Return the full listing exactly as it is written.

Supplied entries:
begin

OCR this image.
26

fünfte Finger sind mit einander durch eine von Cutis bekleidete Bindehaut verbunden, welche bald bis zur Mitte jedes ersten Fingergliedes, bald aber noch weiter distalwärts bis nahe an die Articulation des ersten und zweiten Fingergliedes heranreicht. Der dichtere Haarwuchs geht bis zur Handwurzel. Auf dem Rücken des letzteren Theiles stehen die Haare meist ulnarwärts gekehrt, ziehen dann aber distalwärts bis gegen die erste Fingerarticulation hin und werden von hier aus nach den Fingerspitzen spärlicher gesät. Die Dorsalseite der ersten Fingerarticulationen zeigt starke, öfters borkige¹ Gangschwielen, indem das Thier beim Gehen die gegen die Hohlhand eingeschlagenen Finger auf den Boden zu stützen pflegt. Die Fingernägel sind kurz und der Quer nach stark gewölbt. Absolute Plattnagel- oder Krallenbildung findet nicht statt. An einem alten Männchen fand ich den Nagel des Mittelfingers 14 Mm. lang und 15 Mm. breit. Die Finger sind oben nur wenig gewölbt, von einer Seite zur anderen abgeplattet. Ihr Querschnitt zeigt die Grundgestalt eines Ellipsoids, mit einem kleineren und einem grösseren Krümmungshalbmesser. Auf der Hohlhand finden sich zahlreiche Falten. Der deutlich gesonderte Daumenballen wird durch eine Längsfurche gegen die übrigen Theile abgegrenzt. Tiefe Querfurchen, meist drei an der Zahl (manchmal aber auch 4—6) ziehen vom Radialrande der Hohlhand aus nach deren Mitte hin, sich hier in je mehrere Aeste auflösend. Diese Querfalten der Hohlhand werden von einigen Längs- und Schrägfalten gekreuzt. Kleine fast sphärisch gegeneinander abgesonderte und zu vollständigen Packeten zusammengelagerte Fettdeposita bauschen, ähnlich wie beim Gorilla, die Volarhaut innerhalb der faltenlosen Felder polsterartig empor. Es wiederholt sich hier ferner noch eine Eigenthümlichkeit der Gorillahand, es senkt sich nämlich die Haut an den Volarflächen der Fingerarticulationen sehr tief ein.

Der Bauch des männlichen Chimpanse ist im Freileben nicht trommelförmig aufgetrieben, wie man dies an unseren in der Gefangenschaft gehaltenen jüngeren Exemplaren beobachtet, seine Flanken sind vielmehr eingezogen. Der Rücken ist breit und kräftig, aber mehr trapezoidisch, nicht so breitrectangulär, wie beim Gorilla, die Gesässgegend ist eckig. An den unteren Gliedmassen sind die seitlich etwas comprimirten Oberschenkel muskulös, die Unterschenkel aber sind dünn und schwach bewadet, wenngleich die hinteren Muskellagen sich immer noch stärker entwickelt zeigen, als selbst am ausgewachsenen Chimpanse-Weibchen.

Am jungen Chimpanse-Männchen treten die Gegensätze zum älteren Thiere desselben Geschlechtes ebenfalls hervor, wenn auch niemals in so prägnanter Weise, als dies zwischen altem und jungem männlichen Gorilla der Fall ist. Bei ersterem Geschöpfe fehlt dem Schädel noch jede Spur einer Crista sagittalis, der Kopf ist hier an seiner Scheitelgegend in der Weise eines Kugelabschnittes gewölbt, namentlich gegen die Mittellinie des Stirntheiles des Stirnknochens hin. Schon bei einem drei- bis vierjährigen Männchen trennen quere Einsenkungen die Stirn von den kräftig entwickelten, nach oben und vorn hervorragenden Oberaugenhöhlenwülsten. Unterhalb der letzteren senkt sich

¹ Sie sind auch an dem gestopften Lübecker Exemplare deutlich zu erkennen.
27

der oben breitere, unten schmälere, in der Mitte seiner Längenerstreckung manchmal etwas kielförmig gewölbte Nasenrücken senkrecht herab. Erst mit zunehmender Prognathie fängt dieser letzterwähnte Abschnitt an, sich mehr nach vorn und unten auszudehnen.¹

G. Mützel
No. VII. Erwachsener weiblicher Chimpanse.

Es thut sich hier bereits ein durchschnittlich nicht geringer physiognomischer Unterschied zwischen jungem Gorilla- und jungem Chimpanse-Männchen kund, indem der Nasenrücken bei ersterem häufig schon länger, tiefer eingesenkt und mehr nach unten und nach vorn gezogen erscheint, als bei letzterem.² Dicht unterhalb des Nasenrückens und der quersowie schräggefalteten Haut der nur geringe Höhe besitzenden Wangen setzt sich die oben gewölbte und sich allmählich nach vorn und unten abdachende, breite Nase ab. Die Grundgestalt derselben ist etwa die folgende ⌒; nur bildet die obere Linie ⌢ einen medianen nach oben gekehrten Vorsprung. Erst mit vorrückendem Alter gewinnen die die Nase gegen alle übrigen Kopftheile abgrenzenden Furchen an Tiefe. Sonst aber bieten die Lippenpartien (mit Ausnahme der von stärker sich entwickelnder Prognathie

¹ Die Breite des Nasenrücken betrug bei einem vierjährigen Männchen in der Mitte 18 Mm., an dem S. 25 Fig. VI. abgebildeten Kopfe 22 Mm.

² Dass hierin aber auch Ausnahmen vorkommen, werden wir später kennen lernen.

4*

end

Solved problem:
OCR this image.
26

fünfte Finger sind mit einander durch eine von Cutis bekleidete Bindehaut verbunden, welche bald bis zur Mitte jedes ersten Fingergliedes, bald aber noch weiter distalwärts bis nahe an die Articulation des ersten und zweiten Fingergliedes heranreicht. Der dichtere Haarwuchs geht bis zur Handwurzel. Auf dem Rücken des letzteren Theiles stehen die Haare meist ulnarwärts gekehrt, ziehen dann aber distalwärts bis gegen die erste Fingerarticulation hin und werden von hier aus nach den Fingerspitzen spärlicher gesät. Die Dorsalseite der ersten Fingerarticulationen zeigt starke, öfters borkige¹ Gangschwielen, indem das Thier beim Gehen die gegen die Hohlhand eingeschlagenen Finger auf den Boden zu stützen pflegt. Die Fingernägel sind kurz und der Quer nach stark gewölbt. Absolute Plattnagel- oder Krallenbildung findet nicht statt. An einem alten Männchen fand ich den Nagel des Mittelfingers 14 Mm. lang und 15 Mm. breit. Die Finger sind oben nur wenig gewölbt, von einer Seite zur anderen abgeplattet. Ihr Querschnitt zeigt die Grundgestalt eines Ellipsoids, mit einem kleineren und einem grösseren Krümmungshalbmesser. Auf der Hohlhand finden sich zahlreiche Falten. Der deutlich gesonderte Daumenballen wird durch eine Längsfurche gegen die übrigen Theile abgegrenzt. Tiefe Querfurchen, meist drei an der Zahl (manchmal aber auch 4—6) ziehen vom Radialrande der Hohlhand aus nach deren Mitte hin, sich hier in je mehrere Aeste auflösend. Diese Querfalten der Hohlhand werden von einigen Längs- und Schrägfalten gekreuzt. Kleine fast sphärisch gegeneinander abgesonderte und zu vollständigen Packeten zusammengelagerte Fettdeposita bauschen, ähnlich wie beim Gorilla, die Volarhaut innerhalb der faltenlosen Felder polsterartig empor. Es wiederholt sich hier ferner noch eine Eigenthümlichkeit der Gorillahand, es senkt sich nämlich die Haut an den Volarflächen der Fingerarticulationen sehr tief ein.

Der Bauch des männlichen Chimpanse ist im Freileben nicht trommelförmig aufgetrieben, wie man dies an unseren in der Gefangenschaft gehaltenen jüngeren Exemplaren beobachtet, seine Flanken sind vielmehr eingezogen. Der Rücken ist breit und kräftig, aber mehr trapezoidisch, nicht so breitrectangulär, wie beim Gorilla, die Gesässgegend ist eckig. An den unteren Gliedmassen sind die seitlich etwas comprimirten Oberschenkel muskulös, die Unterschenkel aber sind dünn und schwach bewadet, wenngleich die hinteren Muskellagen sich immer noch stärker entwickelt zeigen, als selbst am ausgewachsenen Chimpanse-Weibchen.

Am jungen Chimpanse-Männchen treten die Gegensätze zum älteren Thiere desselben Geschlechtes ebenfalls hervor, wenn auch niemals in so prägnanter Weise, als dies zwischen altem und jungem männlichen Gorilla der Fall ist. Bei ersterem Geschöpfe fehlt dem Schädel noch jede Spur einer Crista sagittalis, der Kopf ist hier an seiner Scheitelgegend in der Weise eines Kugelabschnittes gewölbt, namentlich gegen die Mittellinie des Stirntheiles des Stirnknochens hin. Schon bei einem drei- bis vierjährigen Männchen trennen quere Einsenkungen die Stirn von den kräftig entwickelten, nach oben und vorn hervorragenden Oberaugenhöhlenwülsten. Unterhalb der letzteren senkt sich

¹ Sie sind auch an dem gestopften Lübecker Exemplare deutlich zu erkennen.
27

der oben breitere, unten schmälere, in der Mitte seiner Längenerstreckung manchmal etwas kielförmig gewölbte Nasenrücken senkrecht herab. Erst mit zunehmender Prognathie fängt dieser letzterwähnte Abschnitt an, sich mehr nach vorn und unten auszudehnen.¹

G. Mützel
No. VII. Erwachsener weiblicher Chimpanse.

Es thut sich hier bereits ein durchschnittlich nicht geringer physiognomischer Unterschied zwischen jungem Gorilla- und jungem Chimpanse-Männchen kund, indem der Nasenrücken bei ersterem häufig schon länger, tiefer eingesenkt und mehr nach unten und nach vorn gezogen erscheint, als bei letzterem.² Dicht unterhalb des Nasenrückens und der quersowie schräggefalteten Haut der nur geringe Höhe besitzenden Wangen setzt sich die oben gewölbte und sich allmählich nach vorn und unten abdachende, breite Nase ab. Die Grundgestalt derselben ist etwa die folgende ⌒; nur bildet die obere Linie ⌢ einen medianen nach oben gekehrten Vorsprung. Erst mit vorrückendem Alter gewinnen die die Nase gegen alle übrigen Kopftheile abgrenzenden Furchen an Tiefe. Sonst aber bieten die Lippenpartien (mit Ausnahme der von stärker sich entwickelnder Prognathie

¹ Die Breite des Nasenrücken betrug bei einem vierjährigen Männchen in der Mitte 18 Mm., an dem S. 25 Fig. VI. abgebildeten Kopfe 22 Mm.

² Dass hierin aber auch Ausnahmen vorkommen, werden wir später kennen lernen.

4*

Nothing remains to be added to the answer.